# What needs to be done
Quote the listing below in its entirety, omitting every image.

# Supplied data

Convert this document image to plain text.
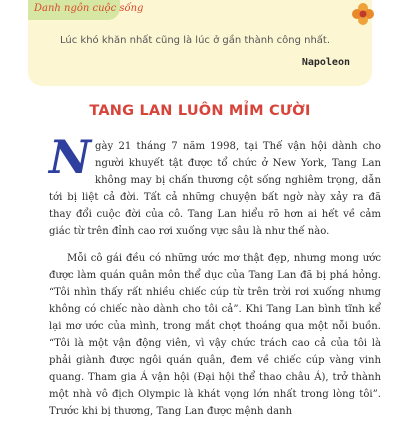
Danh ngôn cuộc sống
Lúc khó khăn nhất cũng là lúc ở gần thành công nhất.
Napoleon
TANG LAN LUÔN MỈM CƯỜI

Ngày 21 tháng 7 năm 1998, tại Thế vận hội dành cho người khuyết tật được tổ chức ở New York, Tang Lan không may bị chấn thương cột sống nghiêm trọng, dẫn tới bị liệt cả đời. Tất cả những chuyện bất ngờ này xảy ra đã thay đổi cuộc đời của cô. Tang Lan hiểu rõ hơn ai hết về cảm giác từ trên đỉnh cao rơi xuống vực sâu là như thế nào.

Mỗi cô gái đều có những ước mơ thật đẹp, nhưng mong ước được làm quán quân môn thể dục của Tang Lan đã bị phá hỏng. “Tôi nhìn thấy rất nhiều chiếc cúp từ trên trời rơi xuống nhưng không có chiếc nào dành cho tôi cả”. Khi Tang Lan bình tĩnh kể lại mơ ước của mình, trong mắt chợt thoáng qua một nỗi buồn. “Tôi là một vận động viên, vì vậy chức trách cao cả của tôi là phải giành được ngôi quán quân, đem về chiếc cúp vàng vinh quang. Tham gia Á vận hội (Đại hội thể thao châu Á), trở thành một nhà vô địch Olympic là khát vọng lớn nhất trong lòng tôi”. Trước khi bị thương, Tang Lan được mệnh danh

# Result
Convert this document image to plain text.
Danh ngôn cuộc sống
Lúc khó khăn nhất cũng là lúc ở gần thành công nhất.
Napoleon
TANG LAN LUÔN MỈM CƯỜI

Ngày 21 tháng 7 năm 1998, tại Thế vận hội dành cho người khuyết tật được tổ chức ở New York, Tang Lan không may bị chấn thương cột sống nghiêm trọng, dẫn tới bị liệt cả đời. Tất cả những chuyện bất ngờ này xảy ra đã thay đổi cuộc đời của cô. Tang Lan hiểu rõ hơn ai hết về cảm giác từ trên đỉnh cao rơi xuống vực sâu là như thế nào.

Mỗi cô gái đều có những ước mơ thật đẹp, nhưng mong ước được làm quán quân môn thể dục của Tang Lan đã bị phá hỏng. “Tôi nhìn thấy rất nhiều chiếc cúp từ trên trời rơi xuống nhưng không có chiếc nào dành cho tôi cả”. Khi Tang Lan bình tĩnh kể lại mơ ước của mình, trong mắt chợt thoáng qua một nỗi buồn. “Tôi là một vận động viên, vì vậy chức trách cao cả của tôi là phải giành được ngôi quán quân, đem về chiếc cúp vàng vinh quang. Tham gia Á vận hội (Đại hội thể thao châu Á), trở thành một nhà vô địch Olympic là khát vọng lớn nhất trong lòng tôi”. Trước khi bị thương, Tang Lan được mệnh danh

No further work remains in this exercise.